Given data:

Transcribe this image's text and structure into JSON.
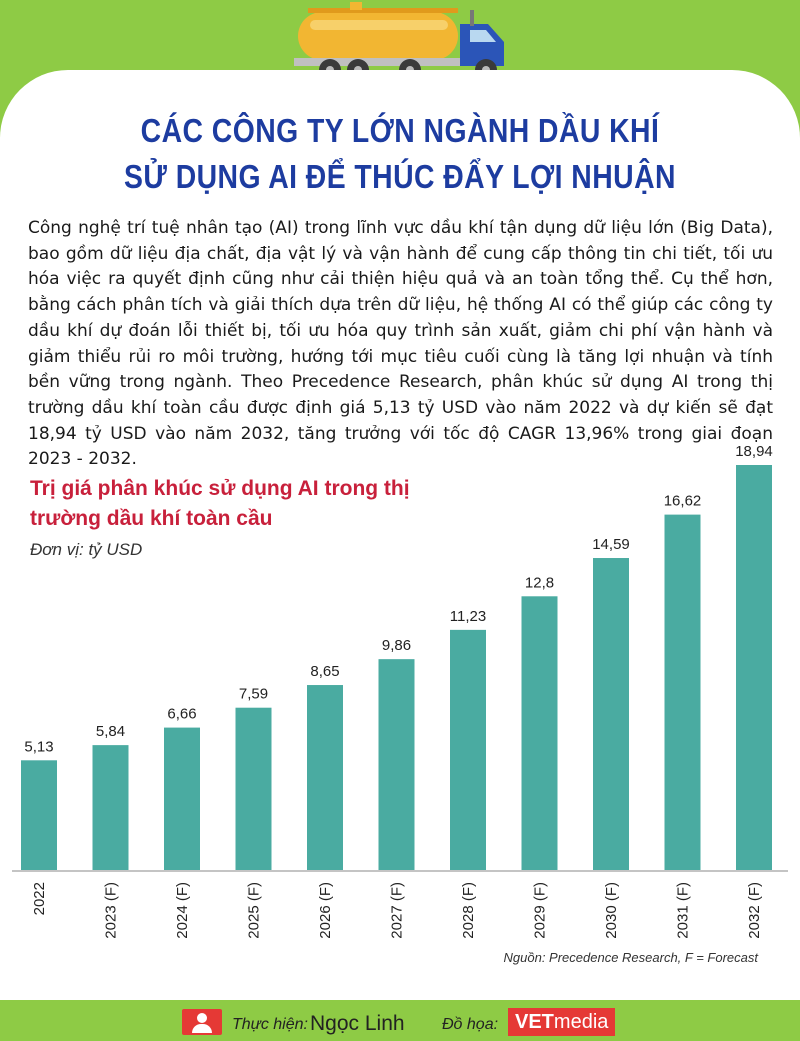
{
  "title_lines": [
    "CÁC CÔNG TY LỚN NGÀNH DẦU KHÍ",
    "SỬ DỤNG AI ĐỂ THÚC ĐẨY LỢI NHUẬN"
  ],
  "intro": "Công nghệ trí tuệ nhân tạo (AI) trong lĩnh vực dầu khí tận dụng dữ liệu lớn (Big Data), bao gồm dữ liệu địa chất, địa vật lý và vận hành để cung cấp thông tin chi tiết, tối ưu hóa việc ra quyết định cũng như cải thiện hiệu quả và an toàn tổng thể. Cụ thể hơn, bằng cách phân tích và giải thích dựa trên dữ liệu, hệ thống AI có thể giúp các công ty dầu khí dự đoán lỗi thiết bị, tối ưu hóa quy trình sản xuất, giảm chi phí vận hành và giảm thiểu rủi ro môi trường, hướng tới mục tiêu cuối cùng là tăng lợi nhuận và tính bền vững trong ngành. Theo Precedence Research, phân khúc sử dụng AI trong thị trường dầu khí toàn cầu được định giá 5,13 tỷ USD vào năm 2022 và dự kiến sẽ đạt 18,94 tỷ USD vào năm 2032, tăng trưởng với tốc độ CAGR 13,96% trong giai đoạn 2023 - 2032.",
  "chart_data": {
    "type": "bar",
    "title": "Trị giá phân khúc sử dụng AI trong thị trường dầu khí toàn cầu",
    "unit": "Đơn vị: tỷ USD",
    "categories": [
      "2022",
      "2023 (F)",
      "2024 (F)",
      "2025 (F)",
      "2026 (F)",
      "2027 (F)",
      "2028 (F)",
      "2029 (F)",
      "2030 (F)",
      "2031 (F)",
      "2032 (F)"
    ],
    "values": [
      5.13,
      5.84,
      6.66,
      7.59,
      8.65,
      9.86,
      11.23,
      12.8,
      14.59,
      16.62,
      18.94
    ],
    "value_labels": [
      "5,13",
      "5,84",
      "6,66",
      "7,59",
      "8,65",
      "9,86",
      "11,23",
      "12,8",
      "14,59",
      "16,62",
      "18,94"
    ],
    "bar_color": "#4aaba1",
    "ylim": [
      0,
      18.94
    ]
  },
  "source": "Nguồn: Precedence Research, F = Forecast",
  "footer": {
    "author_label": "Thực hiện:",
    "author_name": "Ngọc Linh",
    "graphics_label": "Đồ họa:",
    "logo_bold": "VET",
    "logo_rest": "media"
  },
  "colors": {
    "background": "#8ecb45",
    "title": "#1d3ca0",
    "chart_title": "#c8203b",
    "accent_red": "#e53935"
  }
}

Directions for this task: Copy the whole of the material above exactly, but not its images.

Result for this task:
Transcribe this image's text and structure into JSON.
{
  "title_lines": [
    "CÁC CÔNG TY LỚN NGÀNH DẦU KHÍ",
    "SỬ DỤNG AI ĐỂ THÚC ĐẨY LỢI NHUẬN"
  ],
  "intro": "Công nghệ trí tuệ nhân tạo (AI) trong lĩnh vực dầu khí tận dụng dữ liệu lớn (Big Data), bao gồm dữ liệu địa chất, địa vật lý và vận hành để cung cấp thông tin chi tiết, tối ưu hóa việc ra quyết định cũng như cải thiện hiệu quả và an toàn tổng thể. Cụ thể hơn, bằng cách phân tích và giải thích dựa trên dữ liệu, hệ thống AI có thể giúp các công ty dầu khí dự đoán lỗi thiết bị, tối ưu hóa quy trình sản xuất, giảm chi phí vận hành và giảm thiểu rủi ro môi trường, hướng tới mục tiêu cuối cùng là tăng lợi nhuận và tính bền vững trong ngành. Theo Precedence Research, phân khúc sử dụng AI trong thị trường dầu khí toàn cầu được định giá 5,13 tỷ USD vào năm 2022 và dự kiến sẽ đạt 18,94 tỷ USD vào năm 2032, tăng trưởng với tốc độ CAGR 13,96% trong giai đoạn 2023 - 2032.",
  "chart_data": {
    "type": "bar",
    "title": "Trị giá phân khúc sử dụng AI trong thị trường dầu khí toàn cầu",
    "unit": "Đơn vị: tỷ USD",
    "categories": [
      "2022",
      "2023 (F)",
      "2024 (F)",
      "2025 (F)",
      "2026 (F)",
      "2027 (F)",
      "2028 (F)",
      "2029 (F)",
      "2030 (F)",
      "2031 (F)",
      "2032 (F)"
    ],
    "values": [
      5.13,
      5.84,
      6.66,
      7.59,
      8.65,
      9.86,
      11.23,
      12.8,
      14.59,
      16.62,
      18.94
    ],
    "value_labels": [
      "5,13",
      "5,84",
      "6,66",
      "7,59",
      "8,65",
      "9,86",
      "11,23",
      "12,8",
      "14,59",
      "16,62",
      "18,94"
    ],
    "bar_color": "#4aaba1",
    "ylim": [
      0,
      18.94
    ]
  },
  "source": "Nguồn: Precedence Research, F = Forecast",
  "footer": {
    "author_label": "Thực hiện:",
    "author_name": "Ngọc Linh",
    "graphics_label": "Đồ họa:",
    "logo_bold": "VET",
    "logo_rest": "media"
  },
  "colors": {
    "background": "#8ecb45",
    "title": "#1d3ca0",
    "chart_title": "#c8203b",
    "accent_red": "#e53935"
  }
}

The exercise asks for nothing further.